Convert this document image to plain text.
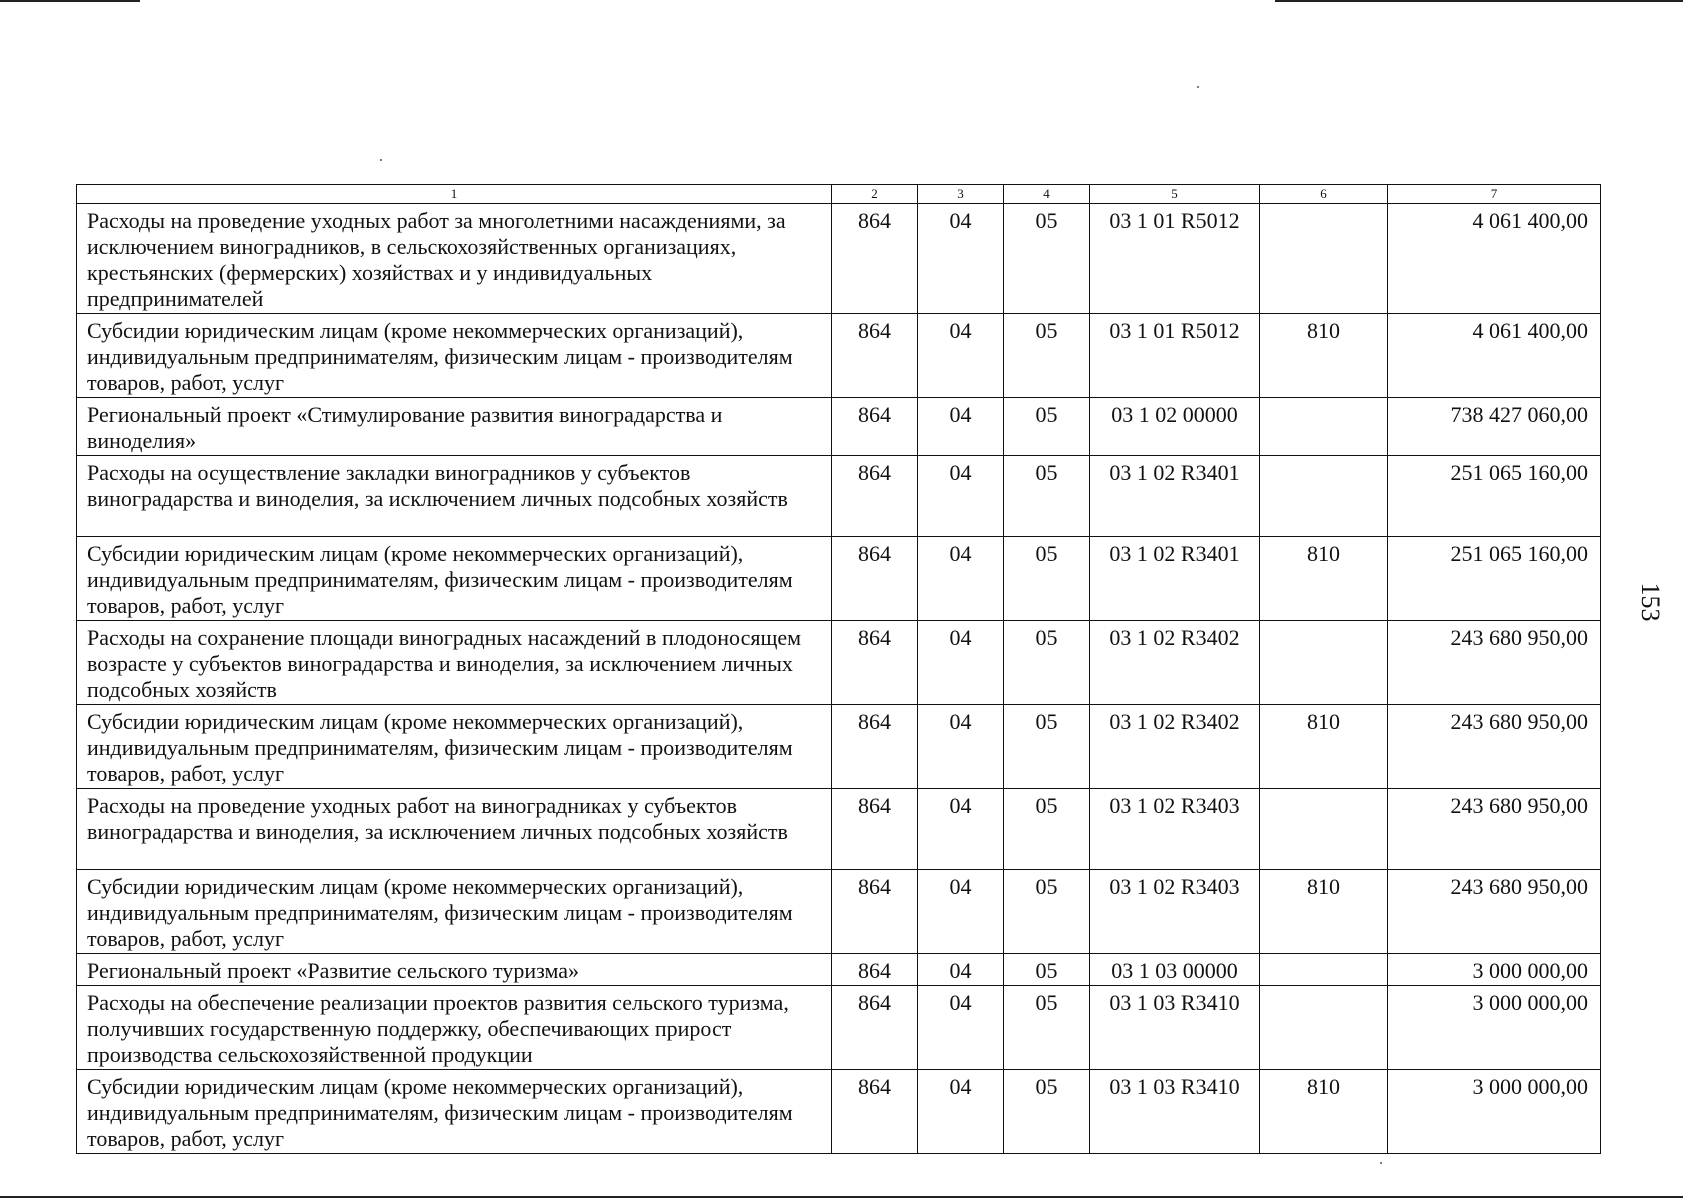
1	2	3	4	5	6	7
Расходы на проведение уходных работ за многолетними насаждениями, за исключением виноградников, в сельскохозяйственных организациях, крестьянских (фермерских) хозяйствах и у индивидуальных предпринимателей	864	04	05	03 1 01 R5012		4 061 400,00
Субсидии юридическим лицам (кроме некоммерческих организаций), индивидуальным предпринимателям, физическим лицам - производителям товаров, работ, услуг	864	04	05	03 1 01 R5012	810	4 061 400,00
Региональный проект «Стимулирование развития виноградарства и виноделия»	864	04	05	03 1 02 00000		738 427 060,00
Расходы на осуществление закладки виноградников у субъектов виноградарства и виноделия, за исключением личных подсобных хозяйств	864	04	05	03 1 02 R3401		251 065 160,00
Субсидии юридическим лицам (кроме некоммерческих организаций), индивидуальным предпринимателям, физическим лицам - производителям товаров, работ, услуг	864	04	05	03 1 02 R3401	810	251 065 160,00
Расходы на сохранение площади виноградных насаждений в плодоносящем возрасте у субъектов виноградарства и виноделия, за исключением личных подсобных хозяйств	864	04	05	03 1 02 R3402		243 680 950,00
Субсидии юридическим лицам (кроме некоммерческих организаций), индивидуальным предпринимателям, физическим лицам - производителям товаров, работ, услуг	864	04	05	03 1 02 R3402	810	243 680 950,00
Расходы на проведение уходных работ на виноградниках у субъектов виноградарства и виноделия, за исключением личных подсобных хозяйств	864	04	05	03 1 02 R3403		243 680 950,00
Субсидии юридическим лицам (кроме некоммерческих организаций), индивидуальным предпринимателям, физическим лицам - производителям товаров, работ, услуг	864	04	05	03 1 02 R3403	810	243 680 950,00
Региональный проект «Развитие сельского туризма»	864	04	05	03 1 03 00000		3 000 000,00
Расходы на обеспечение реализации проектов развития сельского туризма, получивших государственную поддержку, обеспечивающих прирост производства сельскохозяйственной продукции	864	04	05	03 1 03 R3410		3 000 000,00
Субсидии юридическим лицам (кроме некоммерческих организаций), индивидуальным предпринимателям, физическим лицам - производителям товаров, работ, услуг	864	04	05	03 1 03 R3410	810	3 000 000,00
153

----

Using the records above, copy each line that contains "Региональный".

The completed task →
Региональный проект «Стимулирование развития виноградарства и виноделия»	864	04	05	03 1 02 00000		738 427 060,00
Региональный проект «Развитие сельского туризма»	864	04	05	03 1 03 00000		3 000 000,00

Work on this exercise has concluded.